**Written instruction:**
Give the entries again exactly, every one of them.

---

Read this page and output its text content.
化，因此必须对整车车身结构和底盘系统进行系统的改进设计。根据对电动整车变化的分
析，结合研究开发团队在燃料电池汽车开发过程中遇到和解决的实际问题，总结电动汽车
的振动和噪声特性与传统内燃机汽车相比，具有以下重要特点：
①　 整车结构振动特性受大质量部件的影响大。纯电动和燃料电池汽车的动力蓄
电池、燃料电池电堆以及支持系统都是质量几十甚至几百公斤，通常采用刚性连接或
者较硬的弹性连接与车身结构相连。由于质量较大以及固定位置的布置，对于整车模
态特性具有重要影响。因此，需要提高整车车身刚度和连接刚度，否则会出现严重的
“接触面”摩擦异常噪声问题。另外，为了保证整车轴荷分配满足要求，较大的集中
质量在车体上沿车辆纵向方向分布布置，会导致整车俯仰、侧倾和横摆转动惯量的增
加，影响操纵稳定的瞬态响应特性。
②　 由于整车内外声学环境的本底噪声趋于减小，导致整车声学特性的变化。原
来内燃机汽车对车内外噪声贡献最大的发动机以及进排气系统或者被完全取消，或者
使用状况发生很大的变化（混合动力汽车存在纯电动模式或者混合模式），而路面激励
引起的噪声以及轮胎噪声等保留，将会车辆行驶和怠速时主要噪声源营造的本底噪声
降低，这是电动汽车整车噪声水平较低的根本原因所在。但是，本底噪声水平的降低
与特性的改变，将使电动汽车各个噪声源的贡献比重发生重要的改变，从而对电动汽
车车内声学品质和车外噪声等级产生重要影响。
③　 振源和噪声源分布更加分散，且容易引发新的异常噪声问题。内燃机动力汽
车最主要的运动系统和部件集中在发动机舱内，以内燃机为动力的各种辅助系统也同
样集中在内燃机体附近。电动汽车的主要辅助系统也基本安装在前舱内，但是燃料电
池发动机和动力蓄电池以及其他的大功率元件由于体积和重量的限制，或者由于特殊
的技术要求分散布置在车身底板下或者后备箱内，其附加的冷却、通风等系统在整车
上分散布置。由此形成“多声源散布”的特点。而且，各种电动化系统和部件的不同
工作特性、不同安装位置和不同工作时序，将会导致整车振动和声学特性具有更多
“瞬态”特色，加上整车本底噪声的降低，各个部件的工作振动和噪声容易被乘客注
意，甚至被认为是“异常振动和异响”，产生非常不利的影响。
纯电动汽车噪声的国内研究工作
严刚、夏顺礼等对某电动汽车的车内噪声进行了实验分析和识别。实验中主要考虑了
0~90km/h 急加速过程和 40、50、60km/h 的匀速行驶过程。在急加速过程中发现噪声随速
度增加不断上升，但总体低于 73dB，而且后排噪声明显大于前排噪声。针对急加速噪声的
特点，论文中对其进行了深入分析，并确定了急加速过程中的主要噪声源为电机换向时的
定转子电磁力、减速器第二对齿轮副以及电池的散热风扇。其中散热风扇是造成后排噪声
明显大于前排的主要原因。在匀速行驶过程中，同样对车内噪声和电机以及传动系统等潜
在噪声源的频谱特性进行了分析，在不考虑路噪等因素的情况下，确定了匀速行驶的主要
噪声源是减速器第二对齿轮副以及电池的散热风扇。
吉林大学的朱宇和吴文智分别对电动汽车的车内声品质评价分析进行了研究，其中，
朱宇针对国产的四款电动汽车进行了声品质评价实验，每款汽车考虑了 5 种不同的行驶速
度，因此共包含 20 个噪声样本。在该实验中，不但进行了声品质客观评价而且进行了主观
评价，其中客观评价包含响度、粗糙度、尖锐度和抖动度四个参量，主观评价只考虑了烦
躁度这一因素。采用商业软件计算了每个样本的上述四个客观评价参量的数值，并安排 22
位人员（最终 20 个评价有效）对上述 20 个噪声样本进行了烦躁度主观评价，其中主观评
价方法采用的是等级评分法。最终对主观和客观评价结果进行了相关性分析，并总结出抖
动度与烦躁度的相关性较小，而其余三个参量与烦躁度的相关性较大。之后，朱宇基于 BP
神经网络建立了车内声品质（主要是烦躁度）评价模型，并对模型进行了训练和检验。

---

**Exercise result:**
Read this page and output its text content.
化，因此必须对整车车身结构和底盘系统进行系统的改进设计。根据对电动整车变化的分
析，结合研究开发团队在燃料电池汽车开发过程中遇到和解决的实际问题，总结电动汽车
的振动和噪声特性与传统内燃机汽车相比，具有以下重要特点：
①　 整车结构振动特性受大质量部件的影响大。纯电动和燃料电池汽车的动力蓄
电池、燃料电池电堆以及支持系统都是质量几十甚至几百公斤，通常采用刚性连接或
者较硬的弹性连接与车身结构相连。由于质量较大以及固定位置的布置，对于整车模
态特性具有重要影响。因此，需要提高整车车身刚度和连接刚度，否则会出现严重的
“接触面”摩擦异常噪声问题。另外，为了保证整车轴荷分配满足要求，较大的集中
质量在车体上沿车辆纵向方向分布布置，会导致整车俯仰、侧倾和横摆转动惯量的增
加，影响操纵稳定的瞬态响应特性。
②　 由于整车内外声学环境的本底噪声趋于减小，导致整车声学特性的变化。原
来内燃机汽车对车内外噪声贡献最大的发动机以及进排气系统或者被完全取消，或者
使用状况发生很大的变化（混合动力汽车存在纯电动模式或者混合模式），而路面激励
引起的噪声以及轮胎噪声等保留，将会车辆行驶和怠速时主要噪声源营造的本底噪声
降低，这是电动汽车整车噪声水平较低的根本原因所在。但是，本底噪声水平的降低
与特性的改变，将使电动汽车各个噪声源的贡献比重发生重要的改变，从而对电动汽
车车内声学品质和车外噪声等级产生重要影响。
③　 振源和噪声源分布更加分散，且容易引发新的异常噪声问题。内燃机动力汽
车最主要的运动系统和部件集中在发动机舱内，以内燃机为动力的各种辅助系统也同
样集中在内燃机体附近。电动汽车的主要辅助系统也基本安装在前舱内，但是燃料电
池发动机和动力蓄电池以及其他的大功率元件由于体积和重量的限制，或者由于特殊
的技术要求分散布置在车身底板下或者后备箱内，其附加的冷却、通风等系统在整车
上分散布置。由此形成“多声源散布”的特点。而且，各种电动化系统和部件的不同
工作特性、不同安装位置和不同工作时序，将会导致整车振动和声学特性具有更多
“瞬态”特色，加上整车本底噪声的降低，各个部件的工作振动和噪声容易被乘客注
意，甚至被认为是“异常振动和异响”，产生非常不利的影响。
纯电动汽车噪声的国内研究工作
严刚、夏顺礼等对某电动汽车的车内噪声进行了实验分析和识别。实验中主要考虑了
0~90km/h 急加速过程和 40、50、60km/h 的匀速行驶过程。在急加速过程中发现噪声随速
度增加不断上升，但总体低于 73dB，而且后排噪声明显大于前排噪声。针对急加速噪声的
特点，论文中对其进行了深入分析，并确定了急加速过程中的主要噪声源为电机换向时的
定转子电磁力、减速器第二对齿轮副以及电池的散热风扇。其中散热风扇是造成后排噪声
明显大于前排的主要原因。在匀速行驶过程中，同样对车内噪声和电机以及传动系统等潜
在噪声源的频谱特性进行了分析，在不考虑路噪等因素的情况下，确定了匀速行驶的主要
噪声源是减速器第二对齿轮副以及电池的散热风扇。
吉林大学的朱宇和吴文智分别对电动汽车的车内声品质评价分析进行了研究，其中，
朱宇针对国产的四款电动汽车进行了声品质评价实验，每款汽车考虑了 5 种不同的行驶速
度，因此共包含 20 个噪声样本。在该实验中，不但进行了声品质客观评价而且进行了主观
评价，其中客观评价包含响度、粗糙度、尖锐度和抖动度四个参量，主观评价只考虑了烦
躁度这一因素。采用商业软件计算了每个样本的上述四个客观评价参量的数值，并安排 22
位人员（最终 20 个评价有效）对上述 20 个噪声样本进行了烦躁度主观评价，其中主观评
价方法采用的是等级评分法。最终对主观和客观评价结果进行了相关性分析，并总结出抖
动度与烦躁度的相关性较小，而其余三个参量与烦躁度的相关性较大。之后，朱宇基于 BP
神经网络建立了车内声品质（主要是烦躁度）评价模型，并对模型进行了训练和检验。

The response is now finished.